**Task requirements**
The entries below should be transcribed in their entirety, exactly as written.

**Given information**
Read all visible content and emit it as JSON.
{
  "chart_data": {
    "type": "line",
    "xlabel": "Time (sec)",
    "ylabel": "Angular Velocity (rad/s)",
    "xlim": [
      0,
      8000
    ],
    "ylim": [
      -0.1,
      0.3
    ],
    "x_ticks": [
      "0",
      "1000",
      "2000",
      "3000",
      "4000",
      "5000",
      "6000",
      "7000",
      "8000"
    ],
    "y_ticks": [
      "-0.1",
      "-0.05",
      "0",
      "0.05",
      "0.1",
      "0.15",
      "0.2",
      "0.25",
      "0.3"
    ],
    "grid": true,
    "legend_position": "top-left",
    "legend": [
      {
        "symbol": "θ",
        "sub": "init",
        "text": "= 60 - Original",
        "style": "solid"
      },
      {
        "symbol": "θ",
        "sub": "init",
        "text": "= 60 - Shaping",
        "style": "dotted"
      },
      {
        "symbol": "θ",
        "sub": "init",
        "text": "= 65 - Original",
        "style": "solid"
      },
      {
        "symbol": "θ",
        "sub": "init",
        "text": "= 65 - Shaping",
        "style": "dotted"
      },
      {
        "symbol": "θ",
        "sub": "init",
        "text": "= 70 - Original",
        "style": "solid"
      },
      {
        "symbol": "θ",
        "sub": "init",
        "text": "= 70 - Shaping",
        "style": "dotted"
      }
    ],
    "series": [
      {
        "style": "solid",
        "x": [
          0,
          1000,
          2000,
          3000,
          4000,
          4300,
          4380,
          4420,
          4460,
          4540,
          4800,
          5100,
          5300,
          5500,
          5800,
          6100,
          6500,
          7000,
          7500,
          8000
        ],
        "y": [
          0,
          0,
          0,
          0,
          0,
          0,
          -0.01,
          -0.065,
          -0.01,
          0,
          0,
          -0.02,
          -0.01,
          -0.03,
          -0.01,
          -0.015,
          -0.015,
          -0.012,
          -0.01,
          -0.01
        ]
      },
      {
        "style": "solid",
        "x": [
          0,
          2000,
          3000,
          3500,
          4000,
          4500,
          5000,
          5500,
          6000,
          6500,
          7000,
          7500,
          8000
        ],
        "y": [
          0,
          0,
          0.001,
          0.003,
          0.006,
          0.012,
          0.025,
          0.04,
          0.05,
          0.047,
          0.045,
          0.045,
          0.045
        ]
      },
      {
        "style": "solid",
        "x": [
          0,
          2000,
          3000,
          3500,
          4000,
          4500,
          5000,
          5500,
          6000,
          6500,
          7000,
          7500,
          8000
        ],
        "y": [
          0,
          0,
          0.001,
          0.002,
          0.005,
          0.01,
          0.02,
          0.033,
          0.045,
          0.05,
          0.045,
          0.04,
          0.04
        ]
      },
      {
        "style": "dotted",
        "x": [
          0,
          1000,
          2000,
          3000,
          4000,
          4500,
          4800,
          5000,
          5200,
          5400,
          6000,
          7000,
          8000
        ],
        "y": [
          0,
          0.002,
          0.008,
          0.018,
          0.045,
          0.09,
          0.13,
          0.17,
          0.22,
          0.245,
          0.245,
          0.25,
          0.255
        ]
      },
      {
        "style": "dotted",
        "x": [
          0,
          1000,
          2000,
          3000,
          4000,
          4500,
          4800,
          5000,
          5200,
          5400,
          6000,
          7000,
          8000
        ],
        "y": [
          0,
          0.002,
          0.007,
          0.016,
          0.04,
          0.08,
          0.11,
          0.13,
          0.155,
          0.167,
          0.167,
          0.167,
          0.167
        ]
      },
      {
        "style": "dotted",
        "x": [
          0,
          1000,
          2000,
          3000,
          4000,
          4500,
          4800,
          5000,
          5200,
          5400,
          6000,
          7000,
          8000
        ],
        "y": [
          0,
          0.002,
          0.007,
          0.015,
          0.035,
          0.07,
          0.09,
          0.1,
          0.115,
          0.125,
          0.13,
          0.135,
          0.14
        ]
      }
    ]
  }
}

**Right answer**
Read all visible content and emit it as JSON.
{
  "chart_data": {
    "type": "line",
    "xlabel": "Time (sec)",
    "ylabel": "Angular Velocity (rad/s)",
    "xlim": [
      0,
      8000
    ],
    "ylim": [
      -0.1,
      0.3
    ],
    "x_ticks": [
      "0",
      "1000",
      "2000",
      "3000",
      "4000",
      "5000",
      "6000",
      "7000",
      "8000"
    ],
    "y_ticks": [
      "-0.1",
      "-0.05",
      "0",
      "0.05",
      "0.1",
      "0.15",
      "0.2",
      "0.25",
      "0.3"
    ],
    "grid": true,
    "legend_position": "top-left",
    "legend": [
      {
        "symbol": "θ",
        "sub": "init",
        "text": "= 60 - Original",
        "style": "solid"
      },
      {
        "symbol": "θ",
        "sub": "init",
        "text": "= 60 - Shaping",
        "style": "dotted"
      },
      {
        "symbol": "θ",
        "sub": "init",
        "text": "= 65 - Original",
        "style": "solid"
      },
      {
        "symbol": "θ",
        "sub": "init",
        "text": "= 65 - Shaping",
        "style": "dotted"
      },
      {
        "symbol": "θ",
        "sub": "init",
        "text": "= 70 - Original",
        "style": "solid"
      },
      {
        "symbol": "θ",
        "sub": "init",
        "text": "= 70 - Shaping",
        "style": "dotted"
      }
    ],
    "series": [
      {
        "style": "solid",
        "x": [
          0,
          1000,
          2000,
          3000,
          4000,
          4300,
          4380,
          4420,
          4460,
          4540,
          4800,
          5100,
          5300,
          5500,
          5800,
          6100,
          6500,
          7000,
          7500,
          8000
        ],
        "y": [
          0,
          0,
          0,
          0,
          0,
          0,
          -0.01,
          -0.065,
          -0.01,
          0,
          0,
          -0.02,
          -0.01,
          -0.03,
          -0.01,
          -0.015,
          -0.015,
          -0.012,
          -0.01,
          -0.01
        ]
      },
      {
        "style": "solid",
        "x": [
          0,
          2000,
          3000,
          3500,
          4000,
          4500,
          5000,
          5500,
          6000,
          6500,
          7000,
          7500,
          8000
        ],
        "y": [
          0,
          0,
          0.001,
          0.003,
          0.006,
          0.012,
          0.025,
          0.04,
          0.05,
          0.047,
          0.045,
          0.045,
          0.045
        ]
      },
      {
        "style": "solid",
        "x": [
          0,
          2000,
          3000,
          3500,
          4000,
          4500,
          5000,
          5500,
          6000,
          6500,
          7000,
          7500,
          8000
        ],
        "y": [
          0,
          0,
          0.001,
          0.002,
          0.005,
          0.01,
          0.02,
          0.033,
          0.045,
          0.05,
          0.045,
          0.04,
          0.04
        ]
      },
      {
        "style": "dotted",
        "x": [
          0,
          1000,
          2000,
          3000,
          4000,
          4500,
          4800,
          5000,
          5200,
          5400,
          6000,
          7000,
          8000
        ],
        "y": [
          0,
          0.002,
          0.008,
          0.018,
          0.045,
          0.09,
          0.13,
          0.17,
          0.22,
          0.245,
          0.245,
          0.25,
          0.255
        ]
      },
      {
        "style": "dotted",
        "x": [
          0,
          1000,
          2000,
          3000,
          4000,
          4500,
          4800,
          5000,
          5200,
          5400,
          6000,
          7000,
          8000
        ],
        "y": [
          0,
          0.002,
          0.007,
          0.016,
          0.04,
          0.08,
          0.11,
          0.13,
          0.155,
          0.167,
          0.167,
          0.167,
          0.167
        ]
      },
      {
        "style": "dotted",
        "x": [
          0,
          1000,
          2000,
          3000,
          4000,
          4500,
          4800,
          5000,
          5200,
          5400,
          6000,
          7000,
          8000
        ],
        "y": [
          0,
          0.002,
          0.007,
          0.015,
          0.035,
          0.07,
          0.09,
          0.1,
          0.115,
          0.125,
          0.13,
          0.135,
          0.14
        ]
      }
    ]
  }
}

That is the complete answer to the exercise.